All lines holding the string "JSON" are to be shown.

(begin)

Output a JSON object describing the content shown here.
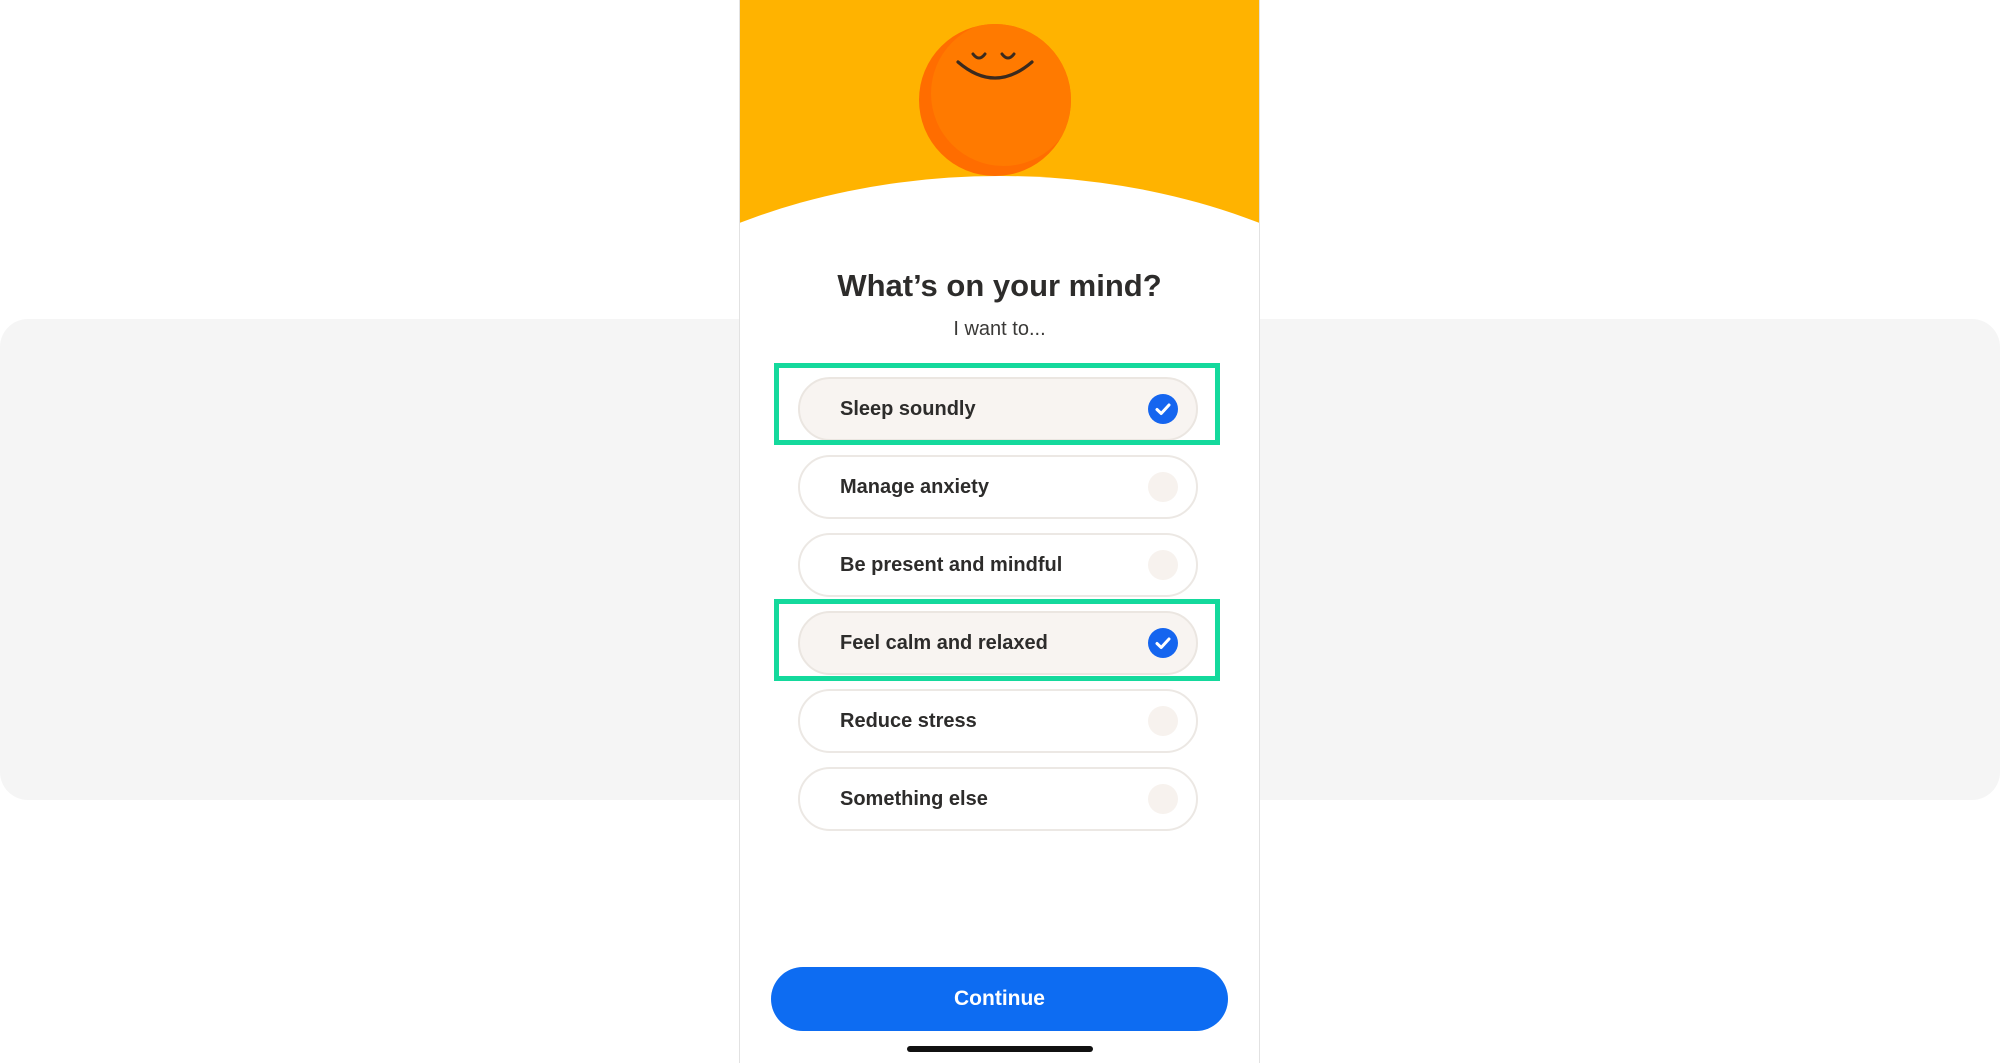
{
  "screen": {
    "title": "What’s on your mind?",
    "subtitle": "I want to..."
  },
  "options": [
    {
      "label": "Sleep soundly",
      "selected": true
    },
    {
      "label": "Manage anxiety",
      "selected": false
    },
    {
      "label": "Be present and mindful",
      "selected": false
    },
    {
      "label": "Feel calm and relaxed",
      "selected": true
    },
    {
      "label": "Reduce stress",
      "selected": false
    },
    {
      "label": "Something else",
      "selected": false
    }
  ],
  "continue_label": "Continue",
  "icons": {
    "mascot": "smiling-sun-icon",
    "selected_mark": "check-circle-icon"
  },
  "colors": {
    "hero_background": "#ffb300",
    "mascot": "#ff7a00",
    "accent_blue": "#0d6cf2",
    "highlight": "#14d99c"
  }
}
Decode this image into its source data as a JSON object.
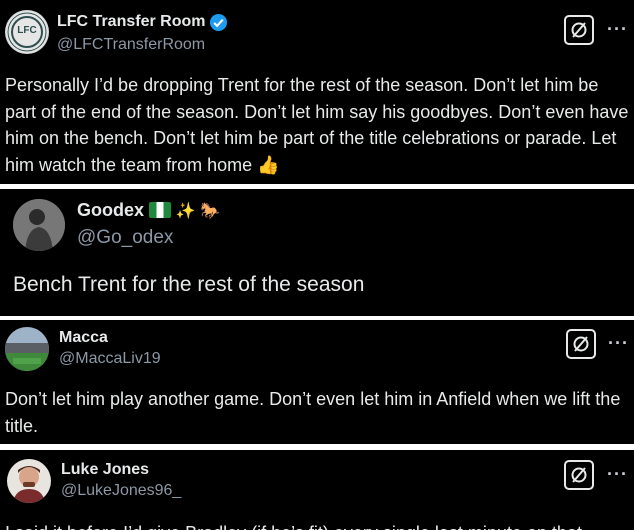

(end)

■ **Answer to the exercise**:
Output a JSON object describing the content shown here.
Decode this image into its source data as a JSON object.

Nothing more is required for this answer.